REQUIRED WORK: Reproduce all entries word for word.

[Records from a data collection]
==*==
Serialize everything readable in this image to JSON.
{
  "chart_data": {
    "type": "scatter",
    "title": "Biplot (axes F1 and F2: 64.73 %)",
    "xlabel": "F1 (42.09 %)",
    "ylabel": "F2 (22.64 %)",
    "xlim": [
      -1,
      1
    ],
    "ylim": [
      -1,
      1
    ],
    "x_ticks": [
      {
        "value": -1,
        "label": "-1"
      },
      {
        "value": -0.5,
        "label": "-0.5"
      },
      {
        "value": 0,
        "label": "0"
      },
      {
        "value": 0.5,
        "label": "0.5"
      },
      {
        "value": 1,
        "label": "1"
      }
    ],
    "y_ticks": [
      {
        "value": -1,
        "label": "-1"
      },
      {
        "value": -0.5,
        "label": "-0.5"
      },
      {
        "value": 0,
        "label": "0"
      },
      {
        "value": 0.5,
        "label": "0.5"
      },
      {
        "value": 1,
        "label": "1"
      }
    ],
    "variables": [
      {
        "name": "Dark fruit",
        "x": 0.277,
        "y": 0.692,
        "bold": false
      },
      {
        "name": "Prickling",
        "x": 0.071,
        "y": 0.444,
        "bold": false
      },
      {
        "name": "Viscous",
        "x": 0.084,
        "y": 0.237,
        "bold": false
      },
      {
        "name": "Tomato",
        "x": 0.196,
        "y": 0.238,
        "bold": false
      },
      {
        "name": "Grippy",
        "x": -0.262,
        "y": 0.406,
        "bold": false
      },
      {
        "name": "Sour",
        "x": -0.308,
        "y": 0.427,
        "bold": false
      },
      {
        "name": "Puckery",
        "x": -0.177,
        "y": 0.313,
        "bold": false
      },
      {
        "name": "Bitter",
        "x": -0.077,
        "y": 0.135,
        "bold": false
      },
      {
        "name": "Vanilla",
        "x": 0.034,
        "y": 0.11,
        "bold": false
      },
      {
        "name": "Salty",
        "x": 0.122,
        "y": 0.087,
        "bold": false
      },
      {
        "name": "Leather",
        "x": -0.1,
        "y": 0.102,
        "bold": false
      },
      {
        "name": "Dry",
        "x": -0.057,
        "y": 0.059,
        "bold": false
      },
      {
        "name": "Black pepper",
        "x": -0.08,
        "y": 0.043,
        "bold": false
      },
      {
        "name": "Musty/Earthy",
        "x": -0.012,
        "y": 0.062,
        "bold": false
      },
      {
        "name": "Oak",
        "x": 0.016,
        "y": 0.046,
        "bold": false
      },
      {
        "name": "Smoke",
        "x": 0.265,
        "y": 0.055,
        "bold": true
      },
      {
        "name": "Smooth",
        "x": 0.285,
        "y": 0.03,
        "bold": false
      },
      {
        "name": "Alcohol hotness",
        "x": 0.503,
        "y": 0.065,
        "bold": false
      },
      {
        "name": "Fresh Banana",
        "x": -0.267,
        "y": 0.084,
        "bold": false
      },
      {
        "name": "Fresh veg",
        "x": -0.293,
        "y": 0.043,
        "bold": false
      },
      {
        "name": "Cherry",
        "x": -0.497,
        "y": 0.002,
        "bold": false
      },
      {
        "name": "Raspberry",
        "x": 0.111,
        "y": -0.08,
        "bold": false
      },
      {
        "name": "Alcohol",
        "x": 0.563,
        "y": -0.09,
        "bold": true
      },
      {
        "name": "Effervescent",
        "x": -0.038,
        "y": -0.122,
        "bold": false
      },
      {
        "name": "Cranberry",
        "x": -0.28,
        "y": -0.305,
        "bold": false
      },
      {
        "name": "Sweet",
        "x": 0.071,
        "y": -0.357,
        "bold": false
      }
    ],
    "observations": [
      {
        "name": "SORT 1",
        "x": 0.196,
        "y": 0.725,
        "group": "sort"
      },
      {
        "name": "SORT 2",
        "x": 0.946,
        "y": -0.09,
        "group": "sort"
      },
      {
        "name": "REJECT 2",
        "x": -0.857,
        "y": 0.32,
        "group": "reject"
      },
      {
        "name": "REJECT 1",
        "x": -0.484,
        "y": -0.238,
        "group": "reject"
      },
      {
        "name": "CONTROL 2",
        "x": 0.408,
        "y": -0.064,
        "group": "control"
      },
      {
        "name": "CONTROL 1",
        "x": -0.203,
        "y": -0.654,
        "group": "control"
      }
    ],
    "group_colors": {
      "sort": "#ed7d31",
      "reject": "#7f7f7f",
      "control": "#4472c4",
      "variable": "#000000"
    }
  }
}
==*==
THE SOLUTION:
Serialize everything readable in this image to JSON.
{
  "chart_data": {
    "type": "scatter",
    "title": "Biplot (axes F1 and F2: 64.73 %)",
    "xlabel": "F1 (42.09 %)",
    "ylabel": "F2 (22.64 %)",
    "xlim": [
      -1,
      1
    ],
    "ylim": [
      -1,
      1
    ],
    "x_ticks": [
      {
        "value": -1,
        "label": "-1"
      },
      {
        "value": -0.5,
        "label": "-0.5"
      },
      {
        "value": 0,
        "label": "0"
      },
      {
        "value": 0.5,
        "label": "0.5"
      },
      {
        "value": 1,
        "label": "1"
      }
    ],
    "y_ticks": [
      {
        "value": -1,
        "label": "-1"
      },
      {
        "value": -0.5,
        "label": "-0.5"
      },
      {
        "value": 0,
        "label": "0"
      },
      {
        "value": 0.5,
        "label": "0.5"
      },
      {
        "value": 1,
        "label": "1"
      }
    ],
    "variables": [
      {
        "name": "Dark fruit",
        "x": 0.277,
        "y": 0.692,
        "bold": false
      },
      {
        "name": "Prickling",
        "x": 0.071,
        "y": 0.444,
        "bold": false
      },
      {
        "name": "Viscous",
        "x": 0.084,
        "y": 0.237,
        "bold": false
      },
      {
        "name": "Tomato",
        "x": 0.196,
        "y": 0.238,
        "bold": false
      },
      {
        "name": "Grippy",
        "x": -0.262,
        "y": 0.406,
        "bold": false
      },
      {
        "name": "Sour",
        "x": -0.308,
        "y": 0.427,
        "bold": false
      },
      {
        "name": "Puckery",
        "x": -0.177,
        "y": 0.313,
        "bold": false
      },
      {
        "name": "Bitter",
        "x": -0.077,
        "y": 0.135,
        "bold": false
      },
      {
        "name": "Vanilla",
        "x": 0.034,
        "y": 0.11,
        "bold": false
      },
      {
        "name": "Salty",
        "x": 0.122,
        "y": 0.087,
        "bold": false
      },
      {
        "name": "Leather",
        "x": -0.1,
        "y": 0.102,
        "bold": false
      },
      {
        "name": "Dry",
        "x": -0.057,
        "y": 0.059,
        "bold": false
      },
      {
        "name": "Black pepper",
        "x": -0.08,
        "y": 0.043,
        "bold": false
      },
      {
        "name": "Musty/Earthy",
        "x": -0.012,
        "y": 0.062,
        "bold": false
      },
      {
        "name": "Oak",
        "x": 0.016,
        "y": 0.046,
        "bold": false
      },
      {
        "name": "Smoke",
        "x": 0.265,
        "y": 0.055,
        "bold": true
      },
      {
        "name": "Smooth",
        "x": 0.285,
        "y": 0.03,
        "bold": false
      },
      {
        "name": "Alcohol hotness",
        "x": 0.503,
        "y": 0.065,
        "bold": false
      },
      {
        "name": "Fresh Banana",
        "x": -0.267,
        "y": 0.084,
        "bold": false
      },
      {
        "name": "Fresh veg",
        "x": -0.293,
        "y": 0.043,
        "bold": false
      },
      {
        "name": "Cherry",
        "x": -0.497,
        "y": 0.002,
        "bold": false
      },
      {
        "name": "Raspberry",
        "x": 0.111,
        "y": -0.08,
        "bold": false
      },
      {
        "name": "Alcohol",
        "x": 0.563,
        "y": -0.09,
        "bold": true
      },
      {
        "name": "Effervescent",
        "x": -0.038,
        "y": -0.122,
        "bold": false
      },
      {
        "name": "Cranberry",
        "x": -0.28,
        "y": -0.305,
        "bold": false
      },
      {
        "name": "Sweet",
        "x": 0.071,
        "y": -0.357,
        "bold": false
      }
    ],
    "observations": [
      {
        "name": "SORT 1",
        "x": 0.196,
        "y": 0.725,
        "group": "sort"
      },
      {
        "name": "SORT 2",
        "x": 0.946,
        "y": -0.09,
        "group": "sort"
      },
      {
        "name": "REJECT 2",
        "x": -0.857,
        "y": 0.32,
        "group": "reject"
      },
      {
        "name": "REJECT 1",
        "x": -0.484,
        "y": -0.238,
        "group": "reject"
      },
      {
        "name": "CONTROL 2",
        "x": 0.408,
        "y": -0.064,
        "group": "control"
      },
      {
        "name": "CONTROL 1",
        "x": -0.203,
        "y": -0.654,
        "group": "control"
      }
    ],
    "group_colors": {
      "sort": "#ed7d31",
      "reject": "#7f7f7f",
      "control": "#4472c4",
      "variable": "#000000"
    }
  }
}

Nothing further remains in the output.